→ Aim:
Transcribe each line of the records below exactly, excluding any embedded images.
· · · · ·
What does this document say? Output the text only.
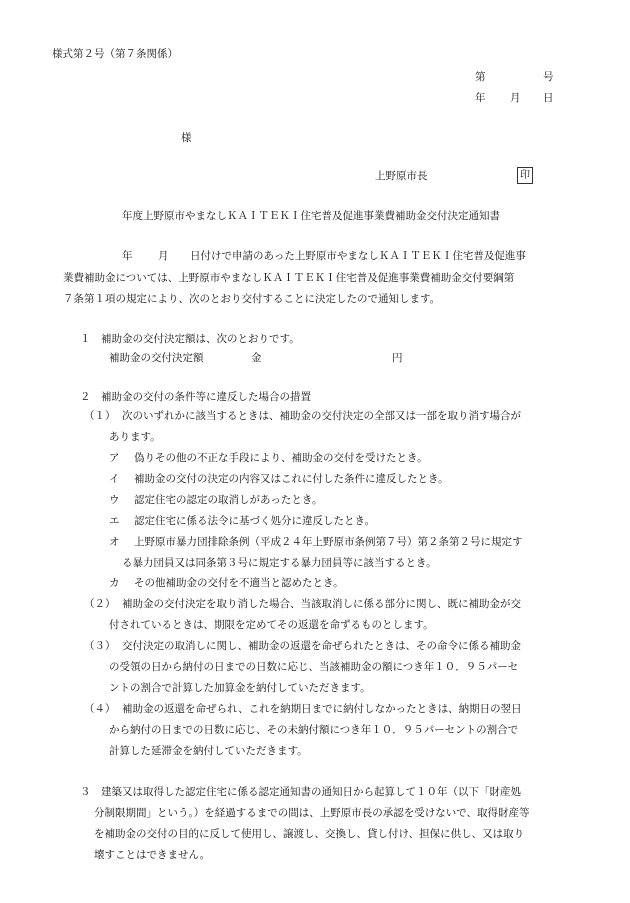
様式第２号（第７条関係）
第	号
年 月 日
様
上野原市長	印
年度上野原市やまなしＫＡＩＴＥＫＩ住宅普及促進事業費補助金交付決定通知書
年 月 日付けで申請のあった上野原市やまなしＫＡＩＴＥＫＩ住宅普及促進事
業費補助金については、上野原市やまなしＫＡＩＴＥＫＩ住宅普及促進事業費補助金交付要綱第
７条第１項の規定により、次のとおり交付することに決定したので通知します。
１　補助金の交付決定額は、次のとおりです。
補助金の交付決定額	金	円
２　補助金の交付の条件等に違反した場合の措置
（１） 次のいずれかに該当するときは、補助金の交付決定の全部又は一部を取り消す場合が
あります。
ア 偽りその他の不正な手段により、補助金の交付を受けたとき。
イ 補助金の交付の決定の内容又はこれに付した条件に違反したとき。
ウ 認定住宅の認定の取消しがあったとき。
エ 認定住宅に係る法令に基づく処分に違反したとき。
オ 上野原市暴力団排除条例（平成２４年上野原市条例第７号）第２条第２号に規定す
る暴力団員又は同条第３号に規定する暴力団員等に該当するとき。
カ その他補助金の交付を不適当と認めたとき。
（２） 補助金の交付決定を取り消した場合、当該取消しに係る部分に関し、既に補助金が交
付されているときは、期限を定めてその返還を命ずるものとします。
（３） 交付決定の取消しに関し、補助金の返還を命ぜられたときは、その命令に係る補助金
の受領の日から納付の日までの日数に応じ、当該補助金の額につき年１０．９５パーセ
ントの割合で計算した加算金を納付していただきます。
（４） 補助金の返還を命ぜられ、これを納期日までに納付しなかったときは、納期日の翌日
から納付の日までの日数に応じ、その未納付額につき年１０．９５パーセントの割合で
計算した延滞金を納付していただきます。
３　建築又は取得した認定住宅に係る認定通知書の通知日から起算して１０年（以下「財産処
分制限期間」という。）を経過するまでの間は、上野原市長の承認を受けないで、取得財産等
を補助金の交付の目的に反して使用し、譲渡し、交換し、貸し付け、担保に供し、又は取り
壊すことはできません。
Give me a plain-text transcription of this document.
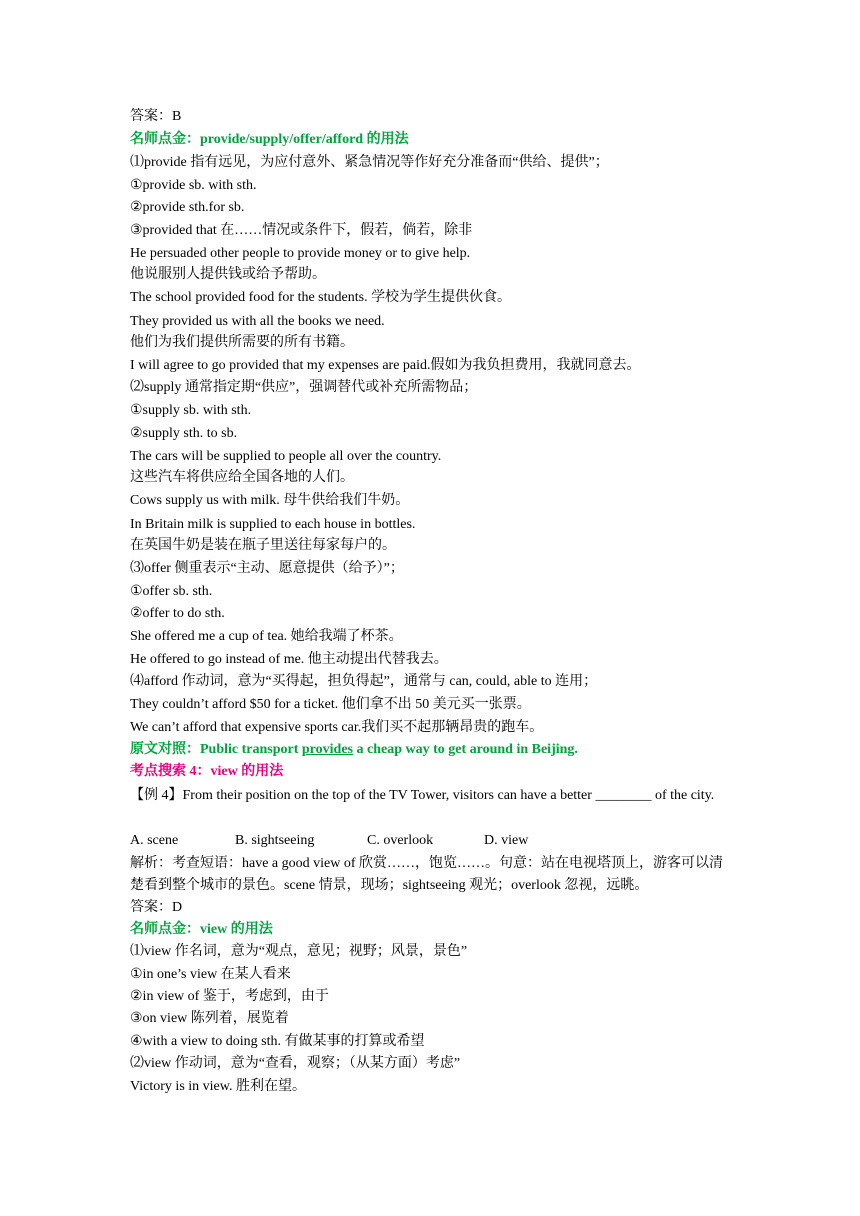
答案：B
名师点金：provide/supply/offer/afford 的用法
⑴provide 指有远见，为应付意外、紧急情况等作好充分准备而“供给、提供”；
①provide sb. with sth.
②provide sth.for sb.
③provided that 在……情况或条件下，假若，倘若，除非
He persuaded other people to provide money or to give help.
他说服别人提供钱或给予帮助。
The school provided food for the students. 学校为学生提供伙食。
They provided us with all the books we need.
他们为我们提供所需要的所有书籍。
I will agree to go provided that my expenses are paid.假如为我负担费用，我就同意去。
⑵supply 通常指定期“供应”，强调替代或补充所需物品；
①supply sb. with sth.
②supply sth. to sb.
The cars will be supplied to people all over the country.
这些汽车将供应给全国各地的人们。
Cows supply us with milk. 母牛供给我们牛奶。
In Britain milk is supplied to each house in bottles.
在英国牛奶是装在瓶子里送往每家每户的。
⑶offer 侧重表示“主动、愿意提供（给予）”；
①offer sb. sth.
②offer to do sth.
She offered me a cup of tea. 她给我端了杯茶。
He offered to go instead of me. 他主动提出代替我去。
⑷afford 作动词，意为“买得起，担负得起”，通常与 can, could, able to 连用；
They couldn’t afford $50 for a ticket. 他们拿不出 50 美元买一张票。
We can’t afford that expensive sports car.我们买不起那辆昂贵的跑车。
原文对照：Public transport provides a cheap way to get around in Beijing.
考点搜索 4：view 的用法
【例 4】From their position on the top of the TV Tower, visitors can have a better ________ of the city.
A. scene	B. sightseeing	C. overlook	D. view
解析：考查短语：have a good view of 欣赏……，饱览……。句意：站在电视塔顶上，游客可以清楚看到整个城市的景色。scene 情景，现场；sightseeing 观光；overlook 忽视，远眺。
答案：D
名师点金：view 的用法
⑴view 作名词，意为“观点，意见；视野；风景，景色”
①in one’s view 在某人看来
②in view of 鉴于，考虑到，由于
③on view 陈列着，展览着
④with a view to doing sth. 有做某事的打算或希望
⑵view 作动词，意为“查看，观察；（从某方面）考虑”
Victory is in view. 胜利在望。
· · · · ·
→ Final result:
What does this document say? Output the text only.
様式第２号（第７条関係）
第	号
年 月 日
様
上野原市長	印
年度上野原市やまなしＫＡＩＴＥＫＩ住宅普及促進事業費補助金交付決定通知書
年 月 日付けで申請のあった上野原市やまなしＫＡＩＴＥＫＩ住宅普及促進事
業費補助金については、上野原市やまなしＫＡＩＴＥＫＩ住宅普及促進事業費補助金交付要綱第
７条第１項の規定により、次のとおり交付することに決定したので通知します。
１　補助金の交付決定額は、次のとおりです。
補助金の交付決定額	金	円
２　補助金の交付の条件等に違反した場合の措置
（１） 次のいずれかに該当するときは、補助金の交付決定の全部又は一部を取り消す場合が
あります。
ア 偽りその他の不正な手段により、補助金の交付を受けたとき。
イ 補助金の交付の決定の内容又はこれに付した条件に違反したとき。
ウ 認定住宅の認定の取消しがあったとき。
エ 認定住宅に係る法令に基づく処分に違反したとき。
オ 上野原市暴力団排除条例（平成２４年上野原市条例第７号）第２条第２号に規定す
る暴力団員又は同条第３号に規定する暴力団員等に該当するとき。
カ その他補助金の交付を不適当と認めたとき。
（２） 補助金の交付決定を取り消した場合、当該取消しに係る部分に関し、既に補助金が交
付されているときは、期限を定めてその返還を命ずるものとします。
（３） 交付決定の取消しに関し、補助金の返還を命ぜられたときは、その命令に係る補助金
の受領の日から納付の日までの日数に応じ、当該補助金の額につき年１０．９５パーセ
ントの割合で計算した加算金を納付していただきます。
（４） 補助金の返還を命ぜられ、これを納期日までに納付しなかったときは、納期日の翌日
から納付の日までの日数に応じ、その未納付額につき年１０．９５パーセントの割合で
計算した延滞金を納付していただきます。
３　建築又は取得した認定住宅に係る認定通知書の通知日から起算して１０年（以下「財産処
分制限期間」という。）を経過するまでの間は、上野原市長の承認を受けないで、取得財産等
を補助金の交付の目的に反して使用し、譲渡し、交換し、貸し付け、担保に供し、又は取り
壊すことはできません。
Give me a plain-text transcription of this document.
答案：B
名师点金：provide/supply/offer/afford 的用法
⑴provide 指有远见，为应付意外、紧急情况等作好充分准备而“供给、提供”；
①provide sb. with sth.
②provide sth.for sb.
③provided that 在……情况或条件下，假若，倘若，除非
He persuaded other people to provide money or to give help.
他说服别人提供钱或给予帮助。
The school provided food for the students. 学校为学生提供伙食。
They provided us with all the books we need.
他们为我们提供所需要的所有书籍。
I will agree to go provided that my expenses are paid.假如为我负担费用，我就同意去。
⑵supply 通常指定期“供应”，强调替代或补充所需物品；
①supply sb. with sth.
②supply sth. to sb.
The cars will be supplied to people all over the country.
这些汽车将供应给全国各地的人们。
Cows supply us with milk. 母牛供给我们牛奶。
In Britain milk is supplied to each house in bottles.
在英国牛奶是装在瓶子里送往每家每户的。
⑶offer 侧重表示“主动、愿意提供（给予）”；
①offer sb. sth.
②offer to do sth.
She offered me a cup of tea. 她给我端了杯茶。
He offered to go instead of me. 他主动提出代替我去。
⑷afford 作动词，意为“买得起，担负得起”，通常与 can, could, able to 连用；
They couldn’t afford $50 for a ticket. 他们拿不出 50 美元买一张票。
We can’t afford that expensive sports car.我们买不起那辆昂贵的跑车。
原文对照：Public transport provides a cheap way to get around in Beijing.
考点搜索 4：view 的用法
【例 4】From their position on the top of the TV Tower, visitors can have a better ________ of the city.
A. scene	B. sightseeing	C. overlook	D. view
解析：考查短语：have a good view of 欣赏……，饱览……。句意：站在电视塔顶上，游客可以清楚看到整个城市的景色。scene 情景，现场；sightseeing 观光；overlook 忽视，远眺。
答案：D
名师点金：view 的用法
⑴view 作名词，意为“观点，意见；视野；风景，景色”
①in one’s view 在某人看来
②in view of 鉴于，考虑到，由于
③on view 陈列着，展览着
④with a view to doing sth. 有做某事的打算或希望
⑵view 作动词，意为“查看，观察；（从某方面）考虑”
Victory is in view. 胜利在望。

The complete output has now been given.